(Source records)
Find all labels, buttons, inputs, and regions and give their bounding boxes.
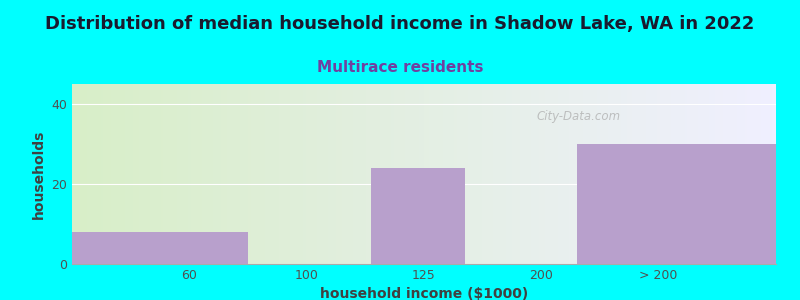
X-axis label: household income ($1000): household income ($1000) xyxy=(320,287,528,300)
Y-axis label: households: households xyxy=(32,129,46,219)
Text: Multirace residents: Multirace residents xyxy=(317,60,483,75)
Text: City-Data.com: City-Data.com xyxy=(537,110,621,123)
Text: Distribution of median household income in Shadow Lake, WA in 2022: Distribution of median household income … xyxy=(46,15,754,33)
Bar xyxy=(72,232,248,264)
Bar xyxy=(371,168,465,264)
Bar xyxy=(577,144,776,264)
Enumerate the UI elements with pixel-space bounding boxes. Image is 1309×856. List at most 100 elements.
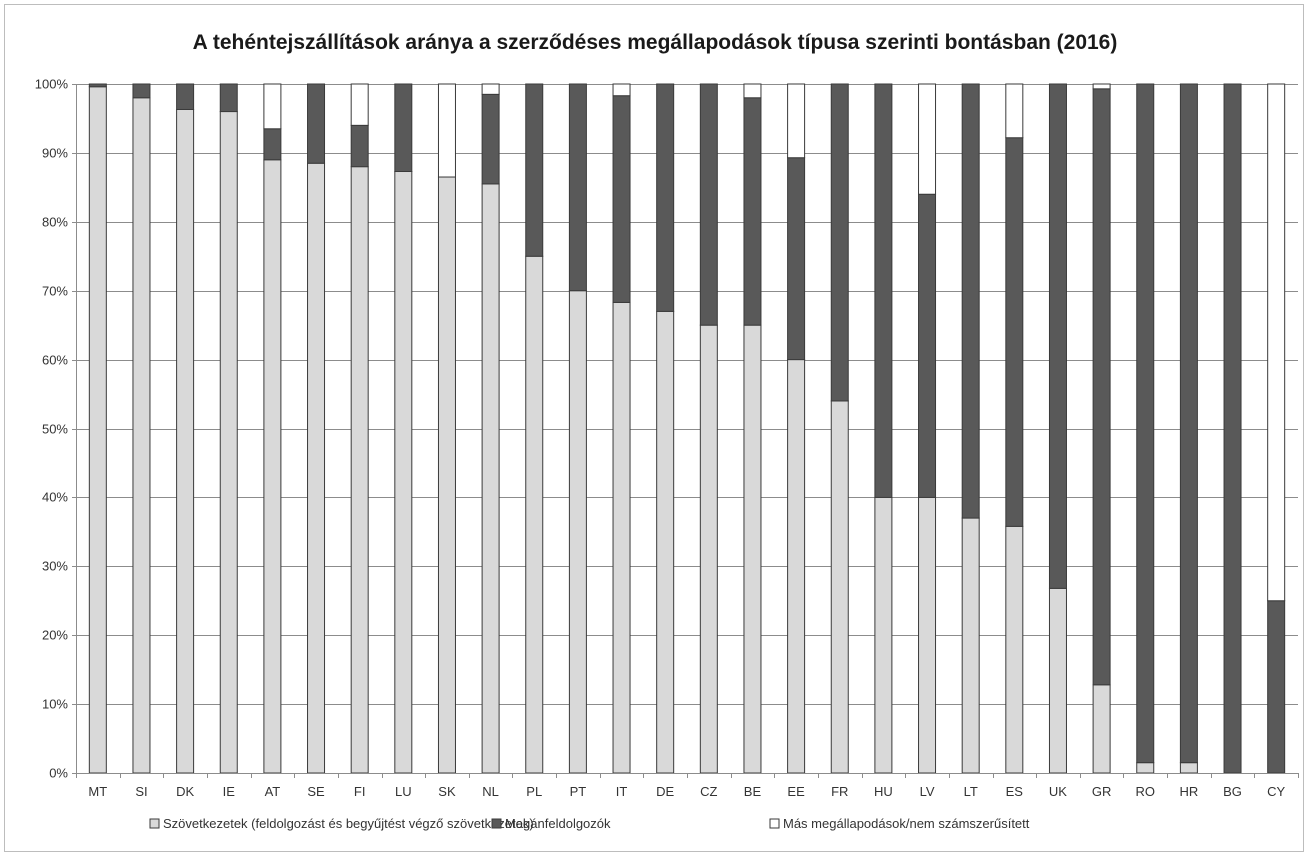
- y-tick-label: 60%: [42, 353, 68, 368]
- x-category-label: DK: [176, 784, 194, 799]
- bar-segment: [525, 255, 544, 774]
- x-category-label: EE: [787, 784, 805, 799]
- x-category-label: LU: [395, 784, 412, 799]
- bar-segment: [1005, 83, 1024, 139]
- bar-segment: [88, 83, 107, 88]
- x-category-label: IE: [223, 784, 236, 799]
- bar-segment: [1223, 83, 1242, 774]
- bar-segment: [612, 83, 631, 97]
- bar-segment: [350, 124, 369, 168]
- bar-segment: [830, 400, 849, 774]
- x-category-label: CZ: [700, 784, 717, 799]
- bar-segment: [176, 108, 195, 774]
- bar-segment: [263, 83, 282, 130]
- bar-segment: [1005, 525, 1024, 774]
- legend-label: Más megállapodások/nem számszerűsített: [783, 816, 1030, 831]
- bar-segment: [263, 128, 282, 161]
- bar-segment: [350, 166, 369, 774]
- bar-segment: [1179, 762, 1198, 774]
- legend-swatch: [491, 818, 502, 829]
- bar-segment: [918, 193, 937, 498]
- y-tick-label: 100%: [35, 77, 69, 92]
- bar-segment: [743, 324, 762, 774]
- legend-label: Szövetkezetek (feldolgozást és begyűjtés…: [163, 816, 534, 831]
- bar-segment: [394, 83, 413, 173]
- legend-label: Magánfeldolgozók: [505, 816, 611, 831]
- bar-segment: [481, 83, 500, 95]
- legend-swatch: [149, 818, 160, 829]
- bar-segment: [132, 83, 151, 99]
- bar-segment: [787, 157, 806, 361]
- bar-segment: [263, 159, 282, 774]
- bar-segment: [961, 517, 980, 774]
- bar-segment: [1136, 83, 1155, 764]
- y-tick-label: 30%: [42, 559, 68, 574]
- bar-segment: [1092, 684, 1111, 774]
- bar-segment: [1005, 137, 1024, 527]
- bar-segment: [437, 176, 456, 774]
- x-category-label: ES: [1006, 784, 1024, 799]
- x-category-label: UK: [1049, 784, 1067, 799]
- y-tick-label: 80%: [42, 215, 68, 230]
- bar-segment: [525, 83, 544, 257]
- gridlines: [72, 84, 1298, 774]
- legend-swatch: [769, 818, 780, 829]
- bar-segment: [132, 97, 151, 774]
- x-category-label: MT: [88, 784, 107, 799]
- chart-frame: A tehéntejszállítások aránya a szerződés…: [4, 4, 1304, 852]
- x-category-label: IT: [616, 784, 628, 799]
- bar-segment: [219, 83, 238, 113]
- bar-segment: [656, 310, 675, 774]
- y-tick-label: 40%: [42, 490, 68, 505]
- bar-segment: [1267, 83, 1286, 602]
- bar-segment: [481, 93, 500, 185]
- y-tick-label: 50%: [42, 422, 68, 437]
- bar-segment: [612, 95, 631, 303]
- x-category-label: DE: [656, 784, 674, 799]
- bar-segment: [743, 97, 762, 326]
- bar-segment: [437, 83, 456, 178]
- bar-segment: [394, 171, 413, 774]
- bar-segment: [1048, 83, 1067, 589]
- bars: [88, 83, 1286, 774]
- bar-segment: [568, 290, 587, 774]
- bar-segment: [656, 83, 675, 312]
- x-category-label: BG: [1223, 784, 1242, 799]
- bar-segment: [961, 83, 980, 519]
- bar-segment: [874, 83, 893, 498]
- bar-segment: [743, 83, 762, 99]
- x-category-label: GR: [1092, 784, 1112, 799]
- x-category-label: FI: [354, 784, 366, 799]
- chart-title: A tehéntejszállítások aránya a szerződés…: [193, 31, 1118, 54]
- y-tick-label: 20%: [42, 628, 68, 643]
- axes: [76, 84, 1299, 778]
- x-category-label: PT: [570, 784, 587, 799]
- bar-segment: [1179, 83, 1198, 764]
- stacked-bar-chart: A tehéntejszállítások aránya a szerződés…: [35, 31, 1299, 831]
- bar-segment: [699, 83, 718, 326]
- bar-segment: [1092, 83, 1111, 90]
- y-tick-label: 0%: [49, 766, 68, 781]
- x-category-label: HR: [1180, 784, 1199, 799]
- bar-segment: [787, 359, 806, 774]
- bar-segment: [1136, 762, 1155, 774]
- bar-segment: [1267, 600, 1286, 774]
- x-category-label: RO: [1136, 784, 1156, 799]
- x-axis-category-labels: MT SI DK IE AT SE FI LU SK NL PL PT IT DE CZ BE EE FR HU LV…: [88, 784, 1285, 799]
- x-category-label: LT: [964, 784, 978, 799]
- x-category-label: PL: [526, 784, 542, 799]
- x-category-label: AT: [265, 784, 281, 799]
- bar-segment: [481, 183, 500, 774]
- bar-segment: [568, 83, 587, 292]
- y-tick-label: 90%: [42, 146, 68, 161]
- y-axis-tick-labels: 0% 10% 20% 30% 40% 50% 60% 70% 80% 90% 100%: [35, 77, 69, 781]
- bar-segment: [307, 162, 326, 774]
- bar-segment: [612, 301, 631, 774]
- bar-segment: [1048, 587, 1067, 774]
- x-category-label: NL: [482, 784, 499, 799]
- bar-segment: [699, 324, 718, 774]
- bar-segment: [219, 111, 238, 774]
- bar-segment: [307, 83, 326, 164]
- y-tick-label: 70%: [42, 284, 68, 299]
- bar-segment: [918, 496, 937, 774]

Goal: Repeat the data lines from the one containing "- y-tick-label: 60%: [42, 353, 68, 368]" through the one containing "- chart-frame: A", including both of those lines.

Result:
- y-tick-label: 60%: [42, 353, 68, 368]
- x-category-label: DK: [176, 784, 194, 799]
- bar-segment: [525, 255, 544, 774]
- x-category-label: EE: [787, 784, 805, 799]
- x-category-label: LU: [395, 784, 412, 799]
- bar-segment: [1005, 83, 1024, 139]
- bar-segment: [88, 83, 107, 88]
- x-category-label: IE: [223, 784, 236, 799]
- bar-segment: [1223, 83, 1242, 774]
- bar-segment: [612, 83, 631, 97]
- bar-segment: [350, 124, 369, 168]
- bar-segment: [830, 400, 849, 774]
- x-category-label: CZ: [700, 784, 717, 799]
- bar-segment: [176, 108, 195, 774]
- bar-segment: [263, 83, 282, 130]
- bar-segment: [1005, 525, 1024, 774]
- legend-label: Más megállapodások/nem számszerűsített: [783, 816, 1030, 831]
- bar-segment: [263, 128, 282, 161]
- bar-segment: [350, 166, 369, 774]
- bar-segment: [1179, 762, 1198, 774]
- legend-swatch: [491, 818, 502, 829]
- bar-segment: [918, 193, 937, 498]
- y-tick-label: 100%: [35, 77, 69, 92]
- bar-segment: [743, 324, 762, 774]
- legend-label: Szövetkezetek (feldolgozást és begyűjtés…: [163, 816, 534, 831]
- bar-segment: [394, 83, 413, 173]
- legend-label: Magánfeldolgozók: [505, 816, 611, 831]
- bar-segment: [481, 83, 500, 95]
- legend-swatch: [149, 818, 160, 829]
- bar-segment: [132, 83, 151, 99]
- bar-segment: [787, 157, 806, 361]
- bar-segment: [263, 159, 282, 774]
- bar-segment: [961, 517, 980, 774]
- bar-segment: [1136, 83, 1155, 764]
- y-tick-label: 30%: [42, 559, 68, 574]
- bar-segment: [1092, 684, 1111, 774]
- bar-segment: [1005, 137, 1024, 527]
- bar-segment: [437, 176, 456, 774]
- x-category-label: ES: [1006, 784, 1024, 799]
- x-category-label: UK: [1049, 784, 1067, 799]
- y-tick-label: 80%: [42, 215, 68, 230]
- bar-segment: [525, 83, 544, 257]
- gridlines: [72, 84, 1298, 774]
- legend-swatch: [769, 818, 780, 829]
- bar-segment: [132, 97, 151, 774]
- x-category-label: MT: [88, 784, 107, 799]
- chart-frame: A tehéntejszállítások aránya a szerződés…: [4, 4, 1304, 852]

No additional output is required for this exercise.